[Aufgaben]
[a] Wie viele Hektar umfasst laut dem Text zum Gewürztraminer der Betrieb, auf dessen Etikett Elena Walch steht?
[b] Fasse im Text zum Gewürztraminer den Absatz, der mit „Damit aber nicht der Eindruck entsteht“ beginnt, als kurze Liste zusammen und behalte dabei die wichtigsten Fakten bei.

Wieder – und bis zum Schluss – schmeckt man die Rum-Kokos-Entspanntheit. Doch spielentscheidend wird auch bei der uralten Elsässer Weindynastie der Nachklang. Und hier tritt im Hintergrund ein unerwarteter Gast auf. Ja, da steckt noch Leben, vulgo: Säure, in dieser „Gewurztraminer Réserve“. Wem fehlen da schon Ü-Stricherl?
Damit aber nicht der Eindruck entsteht, Holz und Traminer wären die besten Freunde, sei noch ein weiterer Wein der Bestenliste trinkprotokolliert. Elena Walch, die Grande Dame des Südtiroler Weinbaus, steht am Etikett. Doch die Kellerarbeit ruht längst auf den Schultern der Töchter Julia und Karoline Walch. Der 90 Hektar große Betrieb brachte mit dem „Gewürztraminer“ des Erntejahres 2019 einen spannenden Wein mit. Denn der Duft nach Honig-Gebäck („Bienenstich“) und Mango ließ an sich einen üppigeren Stil erwarten. Der Kostschluck hingegen behielt zwar die Mango im Geschmack bei, der fruchtsüße Antrunk dreht aber schnell. Dann schmeckt man Maracuja, ein feiner Säure-Nerv mündet in einem beinahe pfeffrigen Finale. Diese Lebendigkeit lässt den 14% vol starken Weißwein leichtfüßiger wirken. Regelrecht „juicy“ von seiner Anlage, wird die Saftigkeit bei den Walch-Schwestern so in Bahnen gelenkt. Und auch bei ihnen bleibt die Rosenseife draußen!

[Bereitgestellte Daten]

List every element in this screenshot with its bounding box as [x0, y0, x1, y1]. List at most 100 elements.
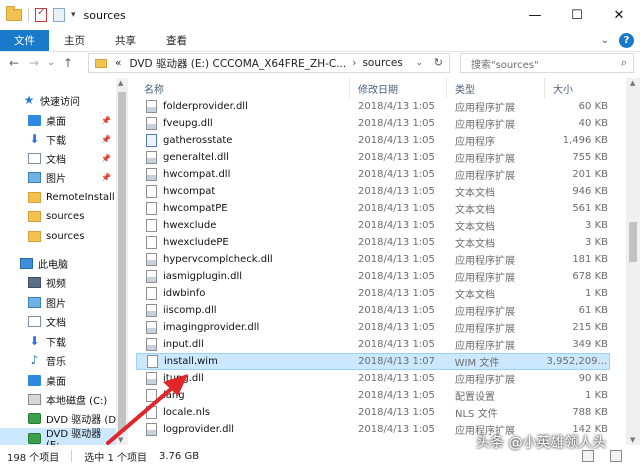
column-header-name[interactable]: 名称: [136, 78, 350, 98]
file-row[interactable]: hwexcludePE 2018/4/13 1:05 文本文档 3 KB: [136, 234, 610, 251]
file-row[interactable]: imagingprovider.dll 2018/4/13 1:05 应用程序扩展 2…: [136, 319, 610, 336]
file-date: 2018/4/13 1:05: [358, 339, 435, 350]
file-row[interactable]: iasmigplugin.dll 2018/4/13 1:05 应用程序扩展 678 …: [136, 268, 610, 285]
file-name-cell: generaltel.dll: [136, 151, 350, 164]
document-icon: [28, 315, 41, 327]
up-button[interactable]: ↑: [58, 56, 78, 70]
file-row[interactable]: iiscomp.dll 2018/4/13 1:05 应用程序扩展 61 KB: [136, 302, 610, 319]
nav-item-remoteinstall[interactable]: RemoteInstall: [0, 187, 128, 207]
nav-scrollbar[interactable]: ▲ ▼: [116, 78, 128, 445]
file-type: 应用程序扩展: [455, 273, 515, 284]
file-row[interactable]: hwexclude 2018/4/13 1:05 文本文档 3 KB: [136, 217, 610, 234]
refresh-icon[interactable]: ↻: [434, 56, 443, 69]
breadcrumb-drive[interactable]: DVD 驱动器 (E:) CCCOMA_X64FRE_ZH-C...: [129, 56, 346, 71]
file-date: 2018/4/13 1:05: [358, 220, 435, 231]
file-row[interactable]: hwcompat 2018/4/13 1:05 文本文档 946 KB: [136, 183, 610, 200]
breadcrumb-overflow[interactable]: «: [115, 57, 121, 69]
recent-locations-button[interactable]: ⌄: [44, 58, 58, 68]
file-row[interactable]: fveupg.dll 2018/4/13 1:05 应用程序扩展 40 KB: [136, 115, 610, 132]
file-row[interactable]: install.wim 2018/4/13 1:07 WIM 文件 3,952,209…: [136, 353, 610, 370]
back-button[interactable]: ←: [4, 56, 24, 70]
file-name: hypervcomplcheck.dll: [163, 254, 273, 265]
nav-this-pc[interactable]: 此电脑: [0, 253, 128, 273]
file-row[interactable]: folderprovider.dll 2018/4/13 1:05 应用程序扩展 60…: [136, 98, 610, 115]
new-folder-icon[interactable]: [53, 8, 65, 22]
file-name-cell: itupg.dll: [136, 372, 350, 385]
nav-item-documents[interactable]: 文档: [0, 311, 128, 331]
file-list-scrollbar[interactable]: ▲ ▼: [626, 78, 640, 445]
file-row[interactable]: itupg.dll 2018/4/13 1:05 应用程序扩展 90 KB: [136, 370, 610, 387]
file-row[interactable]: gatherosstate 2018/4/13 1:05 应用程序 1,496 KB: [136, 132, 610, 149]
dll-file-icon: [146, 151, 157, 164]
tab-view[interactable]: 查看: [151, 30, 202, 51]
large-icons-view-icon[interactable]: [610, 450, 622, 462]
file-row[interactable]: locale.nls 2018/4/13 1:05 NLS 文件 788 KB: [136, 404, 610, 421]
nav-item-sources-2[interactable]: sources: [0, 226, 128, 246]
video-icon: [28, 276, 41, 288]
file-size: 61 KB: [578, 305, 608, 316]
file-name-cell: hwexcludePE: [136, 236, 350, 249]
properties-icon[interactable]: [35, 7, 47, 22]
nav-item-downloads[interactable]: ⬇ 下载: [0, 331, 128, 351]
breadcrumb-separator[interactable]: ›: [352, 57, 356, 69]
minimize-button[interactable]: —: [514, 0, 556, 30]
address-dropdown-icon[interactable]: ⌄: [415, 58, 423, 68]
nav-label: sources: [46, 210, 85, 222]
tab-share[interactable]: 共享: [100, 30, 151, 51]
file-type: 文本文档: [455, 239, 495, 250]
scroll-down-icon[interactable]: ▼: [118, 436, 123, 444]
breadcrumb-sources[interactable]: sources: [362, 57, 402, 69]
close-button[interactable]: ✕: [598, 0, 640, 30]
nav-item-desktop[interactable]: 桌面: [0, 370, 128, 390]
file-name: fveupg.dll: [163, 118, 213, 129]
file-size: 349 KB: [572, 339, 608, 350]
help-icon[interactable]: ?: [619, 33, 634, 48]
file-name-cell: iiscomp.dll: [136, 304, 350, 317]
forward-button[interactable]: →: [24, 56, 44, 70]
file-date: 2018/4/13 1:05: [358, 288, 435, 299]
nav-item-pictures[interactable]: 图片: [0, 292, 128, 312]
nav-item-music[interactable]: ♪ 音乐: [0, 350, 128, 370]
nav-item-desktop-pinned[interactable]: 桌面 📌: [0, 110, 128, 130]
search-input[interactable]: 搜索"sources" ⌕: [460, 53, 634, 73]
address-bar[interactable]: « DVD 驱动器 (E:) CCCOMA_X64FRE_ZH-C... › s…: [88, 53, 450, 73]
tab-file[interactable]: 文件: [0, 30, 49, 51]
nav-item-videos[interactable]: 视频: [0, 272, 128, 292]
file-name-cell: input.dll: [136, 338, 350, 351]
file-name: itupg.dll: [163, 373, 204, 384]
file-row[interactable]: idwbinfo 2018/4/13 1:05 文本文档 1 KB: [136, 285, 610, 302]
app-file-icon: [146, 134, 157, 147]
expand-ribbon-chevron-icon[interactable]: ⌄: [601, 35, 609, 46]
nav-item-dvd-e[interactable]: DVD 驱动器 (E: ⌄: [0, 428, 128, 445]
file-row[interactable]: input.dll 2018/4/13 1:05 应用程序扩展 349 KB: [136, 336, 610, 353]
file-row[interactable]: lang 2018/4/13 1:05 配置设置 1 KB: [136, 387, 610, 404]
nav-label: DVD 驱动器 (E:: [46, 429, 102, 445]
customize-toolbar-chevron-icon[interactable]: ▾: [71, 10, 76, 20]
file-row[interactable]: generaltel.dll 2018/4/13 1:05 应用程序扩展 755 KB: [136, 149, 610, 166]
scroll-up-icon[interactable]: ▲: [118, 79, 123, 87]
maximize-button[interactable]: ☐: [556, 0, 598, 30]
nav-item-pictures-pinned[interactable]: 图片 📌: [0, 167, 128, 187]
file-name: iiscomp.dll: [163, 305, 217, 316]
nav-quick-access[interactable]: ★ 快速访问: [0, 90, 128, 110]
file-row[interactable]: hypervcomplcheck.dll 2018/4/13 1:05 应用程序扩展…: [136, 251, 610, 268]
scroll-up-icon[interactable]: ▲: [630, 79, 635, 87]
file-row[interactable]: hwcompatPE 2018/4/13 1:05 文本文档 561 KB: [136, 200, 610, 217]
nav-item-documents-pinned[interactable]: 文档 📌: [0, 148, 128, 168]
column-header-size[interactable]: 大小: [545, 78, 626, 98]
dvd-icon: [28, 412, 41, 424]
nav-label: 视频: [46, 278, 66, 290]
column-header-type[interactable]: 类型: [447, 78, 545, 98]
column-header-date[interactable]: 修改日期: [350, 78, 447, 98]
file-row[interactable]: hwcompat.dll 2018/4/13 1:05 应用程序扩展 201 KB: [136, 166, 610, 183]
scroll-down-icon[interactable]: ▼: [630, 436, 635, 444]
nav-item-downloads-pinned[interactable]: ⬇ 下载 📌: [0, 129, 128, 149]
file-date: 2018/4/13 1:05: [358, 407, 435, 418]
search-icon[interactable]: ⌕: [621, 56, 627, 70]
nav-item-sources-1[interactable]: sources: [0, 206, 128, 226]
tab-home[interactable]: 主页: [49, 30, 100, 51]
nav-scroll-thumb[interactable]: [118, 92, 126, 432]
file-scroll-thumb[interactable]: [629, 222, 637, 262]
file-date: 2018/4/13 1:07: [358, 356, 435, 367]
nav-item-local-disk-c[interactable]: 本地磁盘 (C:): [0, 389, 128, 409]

[Ergebnisse in Reihenfolge]
[a] 90 Hektar.

[b]
- Damit nicht der Eindruck entsteht, Holz und Traminer seien die besten Freunde, wird ein weiterer Wein der Bestenliste beschrieben.
- Auf dem Etikett steht Elena Walch, die Grande Dame des Südtiroler Weinbaus. Die Kellerarbeit liegt bei ihren Töchtern Julia und Karoline Walch.
- Der 90 Hektar große Betrieb brachte den „Gewürztraminer“ des Erntejahres 2019 mit.
- Der Duft nach Honig-Gebäck („Bienenstich“) und Mango ließ einen üppigeren Stil erwarten.
- Im Geschmack bleibt die Mango, doch der fruchtsüße Antrunk dreht schnell. Es folgt Maracuja, und ein feiner Säure-Nerv mündet in ein beinahe pfeffriges Finale.
- Diese Lebendigkeit lässt den Weißwein mit 14 % vol leichtfüßiger wirken. So wird seine Saftigkeit in Bahnen gelenkt.
- Die Rosenseife bleibt draußen.